**Aim of the task:** Put every line of the data below into a numbered list, leaving out any blank lines.

[Listings of layout items with their boxes]
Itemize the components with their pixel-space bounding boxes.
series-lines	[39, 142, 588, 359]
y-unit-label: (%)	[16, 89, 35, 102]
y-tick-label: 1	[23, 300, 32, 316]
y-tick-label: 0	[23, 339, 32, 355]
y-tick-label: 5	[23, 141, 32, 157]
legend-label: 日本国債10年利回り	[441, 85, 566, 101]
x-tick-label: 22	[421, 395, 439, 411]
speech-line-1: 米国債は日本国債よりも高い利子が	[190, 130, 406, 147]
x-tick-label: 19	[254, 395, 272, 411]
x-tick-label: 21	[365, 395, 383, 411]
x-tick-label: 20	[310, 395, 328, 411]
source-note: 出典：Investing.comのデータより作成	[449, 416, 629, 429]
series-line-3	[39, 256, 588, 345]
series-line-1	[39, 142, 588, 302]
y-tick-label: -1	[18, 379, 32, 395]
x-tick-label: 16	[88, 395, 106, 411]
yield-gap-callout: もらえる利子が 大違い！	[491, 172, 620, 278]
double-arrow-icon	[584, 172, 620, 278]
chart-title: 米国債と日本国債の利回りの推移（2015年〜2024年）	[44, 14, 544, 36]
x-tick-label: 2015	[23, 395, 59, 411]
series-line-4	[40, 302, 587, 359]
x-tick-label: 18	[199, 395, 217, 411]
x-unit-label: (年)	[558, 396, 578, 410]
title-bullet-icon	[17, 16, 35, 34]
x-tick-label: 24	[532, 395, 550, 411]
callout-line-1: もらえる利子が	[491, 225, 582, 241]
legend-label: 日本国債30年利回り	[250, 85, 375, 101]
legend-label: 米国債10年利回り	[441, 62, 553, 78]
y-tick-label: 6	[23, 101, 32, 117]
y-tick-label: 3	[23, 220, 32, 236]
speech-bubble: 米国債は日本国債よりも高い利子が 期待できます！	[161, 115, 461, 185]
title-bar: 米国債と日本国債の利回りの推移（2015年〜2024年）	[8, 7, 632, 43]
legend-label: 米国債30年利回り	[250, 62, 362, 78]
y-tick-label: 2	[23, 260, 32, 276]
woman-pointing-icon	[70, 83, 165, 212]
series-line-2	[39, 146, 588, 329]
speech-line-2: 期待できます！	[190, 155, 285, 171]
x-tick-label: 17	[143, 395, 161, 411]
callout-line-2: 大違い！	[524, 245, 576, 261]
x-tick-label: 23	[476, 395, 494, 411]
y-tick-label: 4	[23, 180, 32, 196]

**Solution:**
1. Itemize the components with their pixel-space bounding boxes.
2. series-lines	[39, 142, 588, 359]
3. y-unit-label: (%)	[16, 89, 35, 102]
4. y-tick-label: 1	[23, 300, 32, 316]
5. y-tick-label: 0	[23, 339, 32, 355]
6. y-tick-label: 5	[23, 141, 32, 157]
7. legend-label: 日本国債10年利回り	[441, 85, 566, 101]
8. x-tick-label: 22	[421, 395, 439, 411]
9. speech-line-1: 米国債は日本国債よりも高い利子が	[190, 130, 406, 147]
10. x-tick-label: 19	[254, 395, 272, 411]
11. x-tick-label: 21	[365, 395, 383, 411]
12. x-tick-label: 20	[310, 395, 328, 411]
13. source-note: 出典：Investing.comのデータより作成	[449, 416, 629, 429]
14. series-line-3	[39, 256, 588, 345]
15. series-line-1	[39, 142, 588, 302]
16. y-tick-label: -1	[18, 379, 32, 395]
17. x-tick-label: 16	[88, 395, 106, 411]
18. yield-gap-callout: もらえる利子が 大違い！	[491, 172, 620, 278]
19. double-arrow-icon	[584, 172, 620, 278]
20. chart-title: 米国債と日本国債の利回りの推移（2015年〜2024年）	[44, 14, 544, 36]
21. x-tick-label: 2015	[23, 395, 59, 411]
22. series-line-4	[40, 302, 587, 359]
23. x-tick-label: 18	[199, 395, 217, 411]
24. x-unit-label: (年)	[558, 396, 578, 410]
25. title-bullet-icon	[17, 16, 35, 34]
26. x-tick-label: 24	[532, 395, 550, 411]
27. callout-line-1: もらえる利子が	[491, 225, 582, 241]
28. legend-label: 日本国債30年利回り	[250, 85, 375, 101]
29. legend-label: 米国債10年利回り	[441, 62, 553, 78]
30. y-tick-label: 6	[23, 101, 32, 117]
31. y-tick-label: 3	[23, 220, 32, 236]
32. speech-bubble: 米国債は日本国債よりも高い利子が 期待できます！	[161, 115, 461, 185]
33. title-bar: 米国債と日本国債の利回りの推移（2015年〜2024年）	[8, 7, 632, 43]
34. legend-label: 米国債30年利回り	[250, 62, 362, 78]
35. y-tick-label: 2	[23, 260, 32, 276]
36. woman-pointing-icon	[70, 83, 165, 212]
37. series-line-2	[39, 146, 588, 329]
38. speech-line-2: 期待できます！	[190, 155, 285, 171]
39. x-tick-label: 17	[143, 395, 161, 411]
40. callout-line-2: 大違い！	[524, 245, 576, 261]
41. x-tick-label: 23	[476, 395, 494, 411]
42. y-tick-label: 4	[23, 180, 32, 196]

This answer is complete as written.